» **THE REQUEST**: Write out all the material exactly. Leave nothing out.

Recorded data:
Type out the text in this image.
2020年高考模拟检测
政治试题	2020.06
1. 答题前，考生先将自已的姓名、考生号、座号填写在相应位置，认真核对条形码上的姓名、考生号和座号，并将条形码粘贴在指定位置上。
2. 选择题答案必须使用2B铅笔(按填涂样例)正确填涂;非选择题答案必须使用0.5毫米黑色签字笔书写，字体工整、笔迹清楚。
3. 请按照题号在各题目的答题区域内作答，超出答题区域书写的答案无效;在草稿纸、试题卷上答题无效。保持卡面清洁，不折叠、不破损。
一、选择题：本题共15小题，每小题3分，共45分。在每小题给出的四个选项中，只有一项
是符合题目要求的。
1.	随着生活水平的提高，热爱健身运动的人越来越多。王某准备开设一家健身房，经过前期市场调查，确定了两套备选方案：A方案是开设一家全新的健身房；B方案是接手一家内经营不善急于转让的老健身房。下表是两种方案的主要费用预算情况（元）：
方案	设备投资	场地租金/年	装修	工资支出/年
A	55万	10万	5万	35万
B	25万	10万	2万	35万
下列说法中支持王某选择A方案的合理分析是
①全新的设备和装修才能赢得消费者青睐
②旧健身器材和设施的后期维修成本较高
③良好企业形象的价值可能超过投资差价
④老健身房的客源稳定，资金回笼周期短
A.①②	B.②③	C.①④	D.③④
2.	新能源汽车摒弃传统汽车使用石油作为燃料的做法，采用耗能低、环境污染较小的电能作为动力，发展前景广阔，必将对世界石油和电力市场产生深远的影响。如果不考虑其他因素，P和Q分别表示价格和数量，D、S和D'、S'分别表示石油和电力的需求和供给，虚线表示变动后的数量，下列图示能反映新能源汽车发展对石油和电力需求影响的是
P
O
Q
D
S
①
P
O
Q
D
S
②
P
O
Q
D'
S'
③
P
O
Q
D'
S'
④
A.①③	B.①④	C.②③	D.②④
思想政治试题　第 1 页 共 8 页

» **TASK RESULT**:
Type out the text in this image.
2020年高考模拟检测
政治试题	2020.06
1. 答题前，考生先将自已的姓名、考生号、座号填写在相应位置，认真核对条形码上的姓名、考生号和座号，并将条形码粘贴在指定位置上。
2. 选择题答案必须使用2B铅笔(按填涂样例)正确填涂;非选择题答案必须使用0.5毫米黑色签字笔书写，字体工整、笔迹清楚。
3. 请按照题号在各题目的答题区域内作答，超出答题区域书写的答案无效;在草稿纸、试题卷上答题无效。保持卡面清洁，不折叠、不破损。
一、选择题：本题共15小题，每小题3分，共45分。在每小题给出的四个选项中，只有一项
是符合题目要求的。
1.	随着生活水平的提高，热爱健身运动的人越来越多。王某准备开设一家健身房，经过前期市场调查，确定了两套备选方案：A方案是开设一家全新的健身房；B方案是接手一家内经营不善急于转让的老健身房。下表是两种方案的主要费用预算情况（元）：
方案	设备投资	场地租金/年	装修	工资支出/年
A	55万	10万	5万	35万
B	25万	10万	2万	35万
下列说法中支持王某选择A方案的合理分析是
①全新的设备和装修才能赢得消费者青睐
②旧健身器材和设施的后期维修成本较高
③良好企业形象的价值可能超过投资差价
④老健身房的客源稳定，资金回笼周期短
A.①②	B.②③	C.①④	D.③④
2.	新能源汽车摒弃传统汽车使用石油作为燃料的做法，采用耗能低、环境污染较小的电能作为动力，发展前景广阔，必将对世界石油和电力市场产生深远的影响。如果不考虑其他因素，P和Q分别表示价格和数量，D、S和D'、S'分别表示石油和电力的需求和供给，虚线表示变动后的数量，下列图示能反映新能源汽车发展对石油和电力需求影响的是
P
O
Q
D
S
①
P
O
Q
D
S
②
P
O
Q
D'
S'
③
P
O
Q
D'
S'
④
A.①③	B.①④	C.②③	D.②④
思想政治试题　第 1 页 共 8 页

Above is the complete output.